Records provided →
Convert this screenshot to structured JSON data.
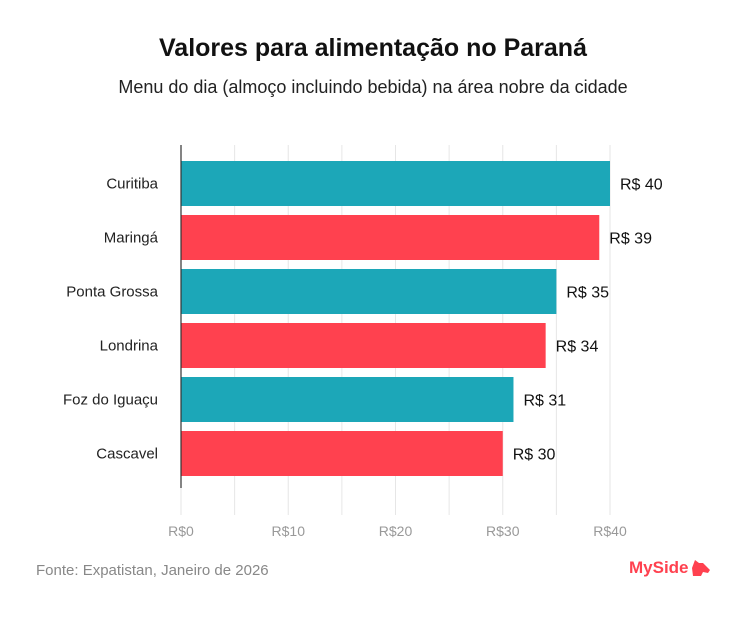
{
  "chart_data": {
    "type": "bar",
    "orientation": "horizontal",
    "title": "Valores para alimentação no Paraná",
    "subtitle": "Menu do dia (almoço incluindo bebida) na área nobre da cidade",
    "categories": [
      "Curitiba",
      "Maringá",
      "Ponta Grossa",
      "Londrina",
      "Foz do Iguaçu",
      "Cascavel"
    ],
    "values": [
      40,
      39,
      35,
      34,
      31,
      30
    ],
    "data_labels": [
      "R$ 40",
      "R$ 39",
      "R$ 35",
      "R$ 34",
      "R$ 31",
      "R$ 30"
    ],
    "bar_colors": [
      "#1CA7B8",
      "#FF414F",
      "#1CA7B8",
      "#FF414F",
      "#1CA7B8",
      "#FF414F"
    ],
    "xlim": [
      0,
      40
    ],
    "x_ticks": [
      0,
      10,
      20,
      30,
      40
    ],
    "x_tick_labels": [
      "R$0",
      "R$10",
      "R$20",
      "R$30",
      "R$40"
    ],
    "grid": true,
    "xlabel": "",
    "ylabel": ""
  },
  "footer": {
    "source": "Fonte: Expatistan, Janeiro de 2026",
    "logo": "MySide",
    "logo_color": "#FF414F"
  }
}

Exercise task → Reproduce all of the material exactly, apart from the pictures.

Exercise output →
Convert this screenshot to structured JSON data.
{
  "chart_data": {
    "type": "bar",
    "orientation": "horizontal",
    "title": "Valores para alimentação no Paraná",
    "subtitle": "Menu do dia (almoço incluindo bebida) na área nobre da cidade",
    "categories": [
      "Curitiba",
      "Maringá",
      "Ponta Grossa",
      "Londrina",
      "Foz do Iguaçu",
      "Cascavel"
    ],
    "values": [
      40,
      39,
      35,
      34,
      31,
      30
    ],
    "data_labels": [
      "R$ 40",
      "R$ 39",
      "R$ 35",
      "R$ 34",
      "R$ 31",
      "R$ 30"
    ],
    "bar_colors": [
      "#1CA7B8",
      "#FF414F",
      "#1CA7B8",
      "#FF414F",
      "#1CA7B8",
      "#FF414F"
    ],
    "xlim": [
      0,
      40
    ],
    "x_ticks": [
      0,
      10,
      20,
      30,
      40
    ],
    "x_tick_labels": [
      "R$0",
      "R$10",
      "R$20",
      "R$30",
      "R$40"
    ],
    "grid": true,
    "xlabel": "",
    "ylabel": ""
  },
  "footer": {
    "source": "Fonte: Expatistan, Janeiro de 2026",
    "logo": "MySide",
    "logo_color": "#FF414F"
  }
}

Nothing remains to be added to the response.